• EXERCISE INPUT:

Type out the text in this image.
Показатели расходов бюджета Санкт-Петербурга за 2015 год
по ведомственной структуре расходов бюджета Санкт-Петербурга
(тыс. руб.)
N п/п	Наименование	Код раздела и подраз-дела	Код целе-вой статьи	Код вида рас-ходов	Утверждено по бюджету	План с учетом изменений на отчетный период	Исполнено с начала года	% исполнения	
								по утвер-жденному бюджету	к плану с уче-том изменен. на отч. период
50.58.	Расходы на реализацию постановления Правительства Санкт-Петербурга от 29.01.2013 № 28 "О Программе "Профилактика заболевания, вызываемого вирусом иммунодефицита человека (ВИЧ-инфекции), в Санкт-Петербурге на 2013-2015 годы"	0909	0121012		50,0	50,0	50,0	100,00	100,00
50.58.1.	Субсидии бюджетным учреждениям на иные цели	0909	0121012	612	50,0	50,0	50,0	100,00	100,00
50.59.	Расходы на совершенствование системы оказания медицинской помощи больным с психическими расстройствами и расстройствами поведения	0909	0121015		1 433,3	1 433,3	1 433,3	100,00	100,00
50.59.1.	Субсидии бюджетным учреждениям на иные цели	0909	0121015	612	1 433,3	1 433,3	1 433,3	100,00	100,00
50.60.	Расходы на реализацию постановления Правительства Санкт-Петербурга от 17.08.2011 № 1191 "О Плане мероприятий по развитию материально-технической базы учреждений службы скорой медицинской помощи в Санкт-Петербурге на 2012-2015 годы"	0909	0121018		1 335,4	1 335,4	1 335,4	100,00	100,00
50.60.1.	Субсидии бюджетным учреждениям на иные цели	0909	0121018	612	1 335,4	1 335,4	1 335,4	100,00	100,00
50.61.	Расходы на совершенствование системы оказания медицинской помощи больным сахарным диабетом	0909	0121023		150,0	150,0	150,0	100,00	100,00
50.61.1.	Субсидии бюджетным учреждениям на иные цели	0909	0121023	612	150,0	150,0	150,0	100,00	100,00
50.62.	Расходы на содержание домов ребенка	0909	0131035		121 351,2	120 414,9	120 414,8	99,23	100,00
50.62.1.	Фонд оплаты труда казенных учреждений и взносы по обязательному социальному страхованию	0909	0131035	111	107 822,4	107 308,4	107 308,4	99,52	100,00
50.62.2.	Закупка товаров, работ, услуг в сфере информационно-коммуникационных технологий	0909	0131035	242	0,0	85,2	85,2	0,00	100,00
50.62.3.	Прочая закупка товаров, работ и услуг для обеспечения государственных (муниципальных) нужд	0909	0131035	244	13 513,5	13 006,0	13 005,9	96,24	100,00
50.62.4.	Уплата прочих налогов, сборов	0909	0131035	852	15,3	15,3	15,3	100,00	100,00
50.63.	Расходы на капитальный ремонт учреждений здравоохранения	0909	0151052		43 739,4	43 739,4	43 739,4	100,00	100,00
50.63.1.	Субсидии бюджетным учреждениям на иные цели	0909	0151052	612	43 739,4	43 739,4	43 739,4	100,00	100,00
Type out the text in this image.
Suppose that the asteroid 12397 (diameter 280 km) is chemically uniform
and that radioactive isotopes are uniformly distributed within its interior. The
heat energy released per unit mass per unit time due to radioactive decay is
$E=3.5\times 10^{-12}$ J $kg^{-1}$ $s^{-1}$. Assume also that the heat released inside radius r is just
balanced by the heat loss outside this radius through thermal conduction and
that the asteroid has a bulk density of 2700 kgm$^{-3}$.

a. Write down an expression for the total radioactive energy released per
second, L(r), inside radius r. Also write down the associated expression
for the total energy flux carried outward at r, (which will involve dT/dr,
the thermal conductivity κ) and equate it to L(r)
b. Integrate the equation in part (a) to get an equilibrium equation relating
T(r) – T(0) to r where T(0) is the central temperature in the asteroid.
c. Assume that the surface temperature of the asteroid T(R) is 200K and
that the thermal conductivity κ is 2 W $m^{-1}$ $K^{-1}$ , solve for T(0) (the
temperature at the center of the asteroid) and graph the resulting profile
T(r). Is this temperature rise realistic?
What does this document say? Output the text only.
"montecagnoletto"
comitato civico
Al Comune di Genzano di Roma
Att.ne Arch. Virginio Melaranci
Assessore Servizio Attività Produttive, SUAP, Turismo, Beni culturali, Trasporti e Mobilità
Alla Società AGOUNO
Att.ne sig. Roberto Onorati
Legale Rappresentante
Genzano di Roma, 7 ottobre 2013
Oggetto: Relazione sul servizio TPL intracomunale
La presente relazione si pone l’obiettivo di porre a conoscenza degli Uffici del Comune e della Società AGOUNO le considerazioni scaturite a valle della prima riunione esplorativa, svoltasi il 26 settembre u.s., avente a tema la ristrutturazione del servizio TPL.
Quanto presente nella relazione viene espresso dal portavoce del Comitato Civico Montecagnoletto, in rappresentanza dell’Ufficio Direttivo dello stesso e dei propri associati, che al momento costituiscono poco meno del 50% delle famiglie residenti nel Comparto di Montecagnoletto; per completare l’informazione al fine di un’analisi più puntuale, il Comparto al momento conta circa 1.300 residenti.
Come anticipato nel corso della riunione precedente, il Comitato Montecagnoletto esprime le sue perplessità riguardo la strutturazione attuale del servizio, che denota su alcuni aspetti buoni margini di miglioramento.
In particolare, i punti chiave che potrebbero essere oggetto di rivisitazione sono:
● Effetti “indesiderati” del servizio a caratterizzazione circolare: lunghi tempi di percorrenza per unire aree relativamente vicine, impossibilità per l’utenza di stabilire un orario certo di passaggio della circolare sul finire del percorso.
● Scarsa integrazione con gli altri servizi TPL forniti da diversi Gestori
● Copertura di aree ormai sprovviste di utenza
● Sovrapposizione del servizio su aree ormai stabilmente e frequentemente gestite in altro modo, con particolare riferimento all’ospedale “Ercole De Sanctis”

• JOB: Set all of the entries down again, exactly as they were given.

• ANSWER TO THE TASK:
Type out the text in this image.
Показатели расходов бюджета Санкт-Петербурга за 2015 год
по ведомственной структуре расходов бюджета Санкт-Петербурга
(тыс. руб.)
N п/п	Наименование	Код раздела и подраз-дела	Код целе-вой статьи	Код вида рас-ходов	Утверждено по бюджету	План с учетом изменений на отчетный период	Исполнено с начала года	% исполнения	
								по утвер-жденному бюджету	к плану с уче-том изменен. на отч. период
50.58.	Расходы на реализацию постановления Правительства Санкт-Петербурга от 29.01.2013 № 28 "О Программе "Профилактика заболевания, вызываемого вирусом иммунодефицита человека (ВИЧ-инфекции), в Санкт-Петербурге на 2013-2015 годы"	0909	0121012		50,0	50,0	50,0	100,00	100,00
50.58.1.	Субсидии бюджетным учреждениям на иные цели	0909	0121012	612	50,0	50,0	50,0	100,00	100,00
50.59.	Расходы на совершенствование системы оказания медицинской помощи больным с психическими расстройствами и расстройствами поведения	0909	0121015		1 433,3	1 433,3	1 433,3	100,00	100,00
50.59.1.	Субсидии бюджетным учреждениям на иные цели	0909	0121015	612	1 433,3	1 433,3	1 433,3	100,00	100,00
50.60.	Расходы на реализацию постановления Правительства Санкт-Петербурга от 17.08.2011 № 1191 "О Плане мероприятий по развитию материально-технической базы учреждений службы скорой медицинской помощи в Санкт-Петербурге на 2012-2015 годы"	0909	0121018		1 335,4	1 335,4	1 335,4	100,00	100,00
50.60.1.	Субсидии бюджетным учреждениям на иные цели	0909	0121018	612	1 335,4	1 335,4	1 335,4	100,00	100,00
50.61.	Расходы на совершенствование системы оказания медицинской помощи больным сахарным диабетом	0909	0121023		150,0	150,0	150,0	100,00	100,00
50.61.1.	Субсидии бюджетным учреждениям на иные цели	0909	0121023	612	150,0	150,0	150,0	100,00	100,00
50.62.	Расходы на содержание домов ребенка	0909	0131035		121 351,2	120 414,9	120 414,8	99,23	100,00
50.62.1.	Фонд оплаты труда казенных учреждений и взносы по обязательному социальному страхованию	0909	0131035	111	107 822,4	107 308,4	107 308,4	99,52	100,00
50.62.2.	Закупка товаров, работ, услуг в сфере информационно-коммуникационных технологий	0909	0131035	242	0,0	85,2	85,2	0,00	100,00
50.62.3.	Прочая закупка товаров, работ и услуг для обеспечения государственных (муниципальных) нужд	0909	0131035	244	13 513,5	13 006,0	13 005,9	96,24	100,00
50.62.4.	Уплата прочих налогов, сборов	0909	0131035	852	15,3	15,3	15,3	100,00	100,00
50.63.	Расходы на капитальный ремонт учреждений здравоохранения	0909	0151052		43 739,4	43 739,4	43 739,4	100,00	100,00
50.63.1.	Субсидии бюджетным учреждениям на иные цели	0909	0151052	612	43 739,4	43 739,4	43 739,4	100,00	100,00
Type out the text in this image.
Suppose that the asteroid 12397 (diameter 280 km) is chemically uniform
and that radioactive isotopes are uniformly distributed within its interior. The
heat energy released per unit mass per unit time due to radioactive decay is
$E=3.5\times 10^{-12}$ J $kg^{-1}$ $s^{-1}$. Assume also that the heat released inside radius r is just
balanced by the heat loss outside this radius through thermal conduction and
that the asteroid has a bulk density of 2700 kgm$^{-3}$.

a. Write down an expression for the total radioactive energy released per
second, L(r), inside radius r. Also write down the associated expression
for the total energy flux carried outward at r, (which will involve dT/dr,
the thermal conductivity κ) and equate it to L(r)
b. Integrate the equation in part (a) to get an equilibrium equation relating
T(r) – T(0) to r where T(0) is the central temperature in the asteroid.
c. Assume that the surface temperature of the asteroid T(R) is 200K and
that the thermal conductivity κ is 2 W $m^{-1}$ $K^{-1}$ , solve for T(0) (the
temperature at the center of the asteroid) and graph the resulting profile
T(r). Is this temperature rise realistic?
What does this document say? Output the text only.
"montecagnoletto"
comitato civico
Al Comune di Genzano di Roma
Att.ne Arch. Virginio Melaranci
Assessore Servizio Attività Produttive, SUAP, Turismo, Beni culturali, Trasporti e Mobilità
Alla Società AGOUNO
Att.ne sig. Roberto Onorati
Legale Rappresentante
Genzano di Roma, 7 ottobre 2013
Oggetto: Relazione sul servizio TPL intracomunale
La presente relazione si pone l’obiettivo di porre a conoscenza degli Uffici del Comune e della Società AGOUNO le considerazioni scaturite a valle della prima riunione esplorativa, svoltasi il 26 settembre u.s., avente a tema la ristrutturazione del servizio TPL.
Quanto presente nella relazione viene espresso dal portavoce del Comitato Civico Montecagnoletto, in rappresentanza dell’Ufficio Direttivo dello stesso e dei propri associati, che al momento costituiscono poco meno del 50% delle famiglie residenti nel Comparto di Montecagnoletto; per completare l’informazione al fine di un’analisi più puntuale, il Comparto al momento conta circa 1.300 residenti.
Come anticipato nel corso della riunione precedente, il Comitato Montecagnoletto esprime le sue perplessità riguardo la strutturazione attuale del servizio, che denota su alcuni aspetti buoni margini di miglioramento.
In particolare, i punti chiave che potrebbero essere oggetto di rivisitazione sono:
● Effetti “indesiderati” del servizio a caratterizzazione circolare: lunghi tempi di percorrenza per unire aree relativamente vicine, impossibilità per l’utenza di stabilire un orario certo di passaggio della circolare sul finire del percorso.
● Scarsa integrazione con gli altri servizi TPL forniti da diversi Gestori
● Copertura di aree ormai sprovviste di utenza
● Sovrapposizione del servizio su aree ormai stabilmente e frequentemente gestite in altro modo, con particolare riferimento all’ospedale “Ercole De Sanctis”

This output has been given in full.